··· Exercise input ···

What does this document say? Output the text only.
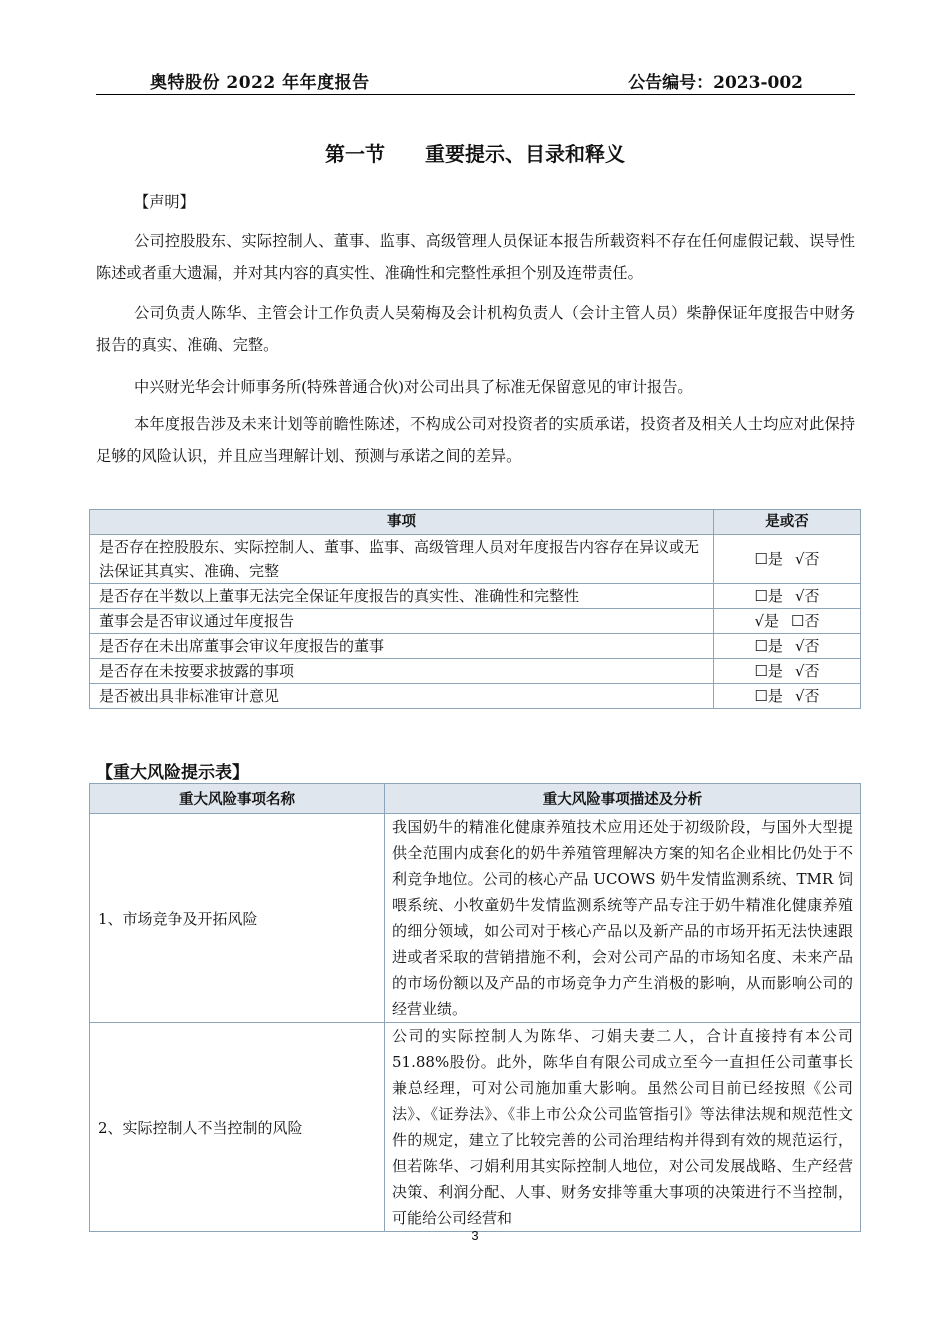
奥特股份 2022 年年度报告	公告编号：2023-002
第一节　　重要提示、目录和释义
【声明】
公司控股股东、实际控制人、董事、监事、高级管理人员保证本报告所载资料不存在任何虚假记载、误导性陈述或者重大遗漏，并对其内容的真实性、准确性和完整性承担个别及连带责任。
公司负责人陈华、主管会计工作负责人吴菊梅及会计机构负责人（会计主管人员）柴静保证年度报告中财务报告的真实、准确、完整。
中兴财光华会计师事务所(特殊普通合伙)对公司出具了标准无保留意见的审计报告。
本年度报告涉及未来计划等前瞻性陈述，不构成公司对投资者的实质承诺，投资者及相关人士均应对此保持足够的风险认识，并且应当理解计划、预测与承诺之间的差异。
事项	是或否
是否存在控股股东、实际控制人、董事、监事、高级管理人员对年度报告内容存在异议或无法保证其真实、准确、完整	☐是 √否
是否存在半数以上董事无法完全保证年度报告的真实性、准确性和完整性	☐是 √否
董事会是否审议通过年度报告	√是 ☐否
是否存在未出席董事会审议年度报告的董事	☐是 √否
是否存在未按要求披露的事项	☐是 √否
是否被出具非标准审计意见	☐是 √否
【重大风险提示表】
重大风险事项名称	重大风险事项描述及分析
1、市场竞争及开拓风险	我国奶牛的精准化健康养殖技术应用还处于初级阶段，与国外大型提供全范围内成套化的奶牛养殖管理解决方案的知名企业相比仍处于不利竞争地位。公司的核心产品 UCOWS 奶牛发情监测系统、TMR 饲喂系统、小牧童奶牛发情监测系统等产品专注于奶牛精准化健康养殖的细分领域，如公司对于核心产品以及新产品的市场开拓无法快速跟进或者采取的营销措施不利，会对公司产品的市场知名度、未来产品的市场份额以及产品的市场竞争力产生消极的影响，从而影响公司的经营业绩。
2、实际控制人不当控制的风险	公司的实际控制人为陈华、刁娟夫妻二人，合计直接持有本公司 51.88%股份。此外，陈华自有限公司成立至今一直担任公司董事长兼总经理，可对公司施加重大影响。虽然公司目前已经按照《公司法》、《证券法》、《非上市公众公司监管指引》等法律法规和规范性文件的规定，建立了比较完善的公司治理结构并得到有效的规范运行，但若陈华、刁娟利用其实际控制人地位，对公司发展战略、生产经营决策、利润分配、人事、财务安排等重大事项的决策进行不当控制，可能给公司经营和
3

···

What needs to be done
The data above should be repeated exactly, minus any pictures.

Correct answer
What does this document say? Output the text only.
奥特股份 2022 年年度报告	公告编号：2023-002
第一节　　重要提示、目录和释义
【声明】
公司控股股东、实际控制人、董事、监事、高级管理人员保证本报告所载资料不存在任何虚假记载、误导性陈述或者重大遗漏，并对其内容的真实性、准确性和完整性承担个别及连带责任。
公司负责人陈华、主管会计工作负责人吴菊梅及会计机构负责人（会计主管人员）柴静保证年度报告中财务报告的真实、准确、完整。
中兴财光华会计师事务所(特殊普通合伙)对公司出具了标准无保留意见的审计报告。
本年度报告涉及未来计划等前瞻性陈述，不构成公司对投资者的实质承诺，投资者及相关人士均应对此保持足够的风险认识，并且应当理解计划、预测与承诺之间的差异。
事项	是或否
是否存在控股股东、实际控制人、董事、监事、高级管理人员对年度报告内容存在异议或无法保证其真实、准确、完整	☐是 √否
是否存在半数以上董事无法完全保证年度报告的真实性、准确性和完整性	☐是 √否
董事会是否审议通过年度报告	√是 ☐否
是否存在未出席董事会审议年度报告的董事	☐是 √否
是否存在未按要求披露的事项	☐是 √否
是否被出具非标准审计意见	☐是 √否
【重大风险提示表】
重大风险事项名称	重大风险事项描述及分析
1、市场竞争及开拓风险	我国奶牛的精准化健康养殖技术应用还处于初级阶段，与国外大型提供全范围内成套化的奶牛养殖管理解决方案的知名企业相比仍处于不利竞争地位。公司的核心产品 UCOWS 奶牛发情监测系统、TMR 饲喂系统、小牧童奶牛发情监测系统等产品专注于奶牛精准化健康养殖的细分领域，如公司对于核心产品以及新产品的市场开拓无法快速跟进或者采取的营销措施不利，会对公司产品的市场知名度、未来产品的市场份额以及产品的市场竞争力产生消极的影响，从而影响公司的经营业绩。
2、实际控制人不当控制的风险	公司的实际控制人为陈华、刁娟夫妻二人，合计直接持有本公司 51.88%股份。此外，陈华自有限公司成立至今一直担任公司董事长兼总经理，可对公司施加重大影响。虽然公司目前已经按照《公司法》、《证券法》、《非上市公众公司监管指引》等法律法规和规范性文件的规定，建立了比较完善的公司治理结构并得到有效的规范运行，但若陈华、刁娟利用其实际控制人地位，对公司发展战略、生产经营决策、利润分配、人事、财务安排等重大事项的决策进行不当控制，可能给公司经营和
3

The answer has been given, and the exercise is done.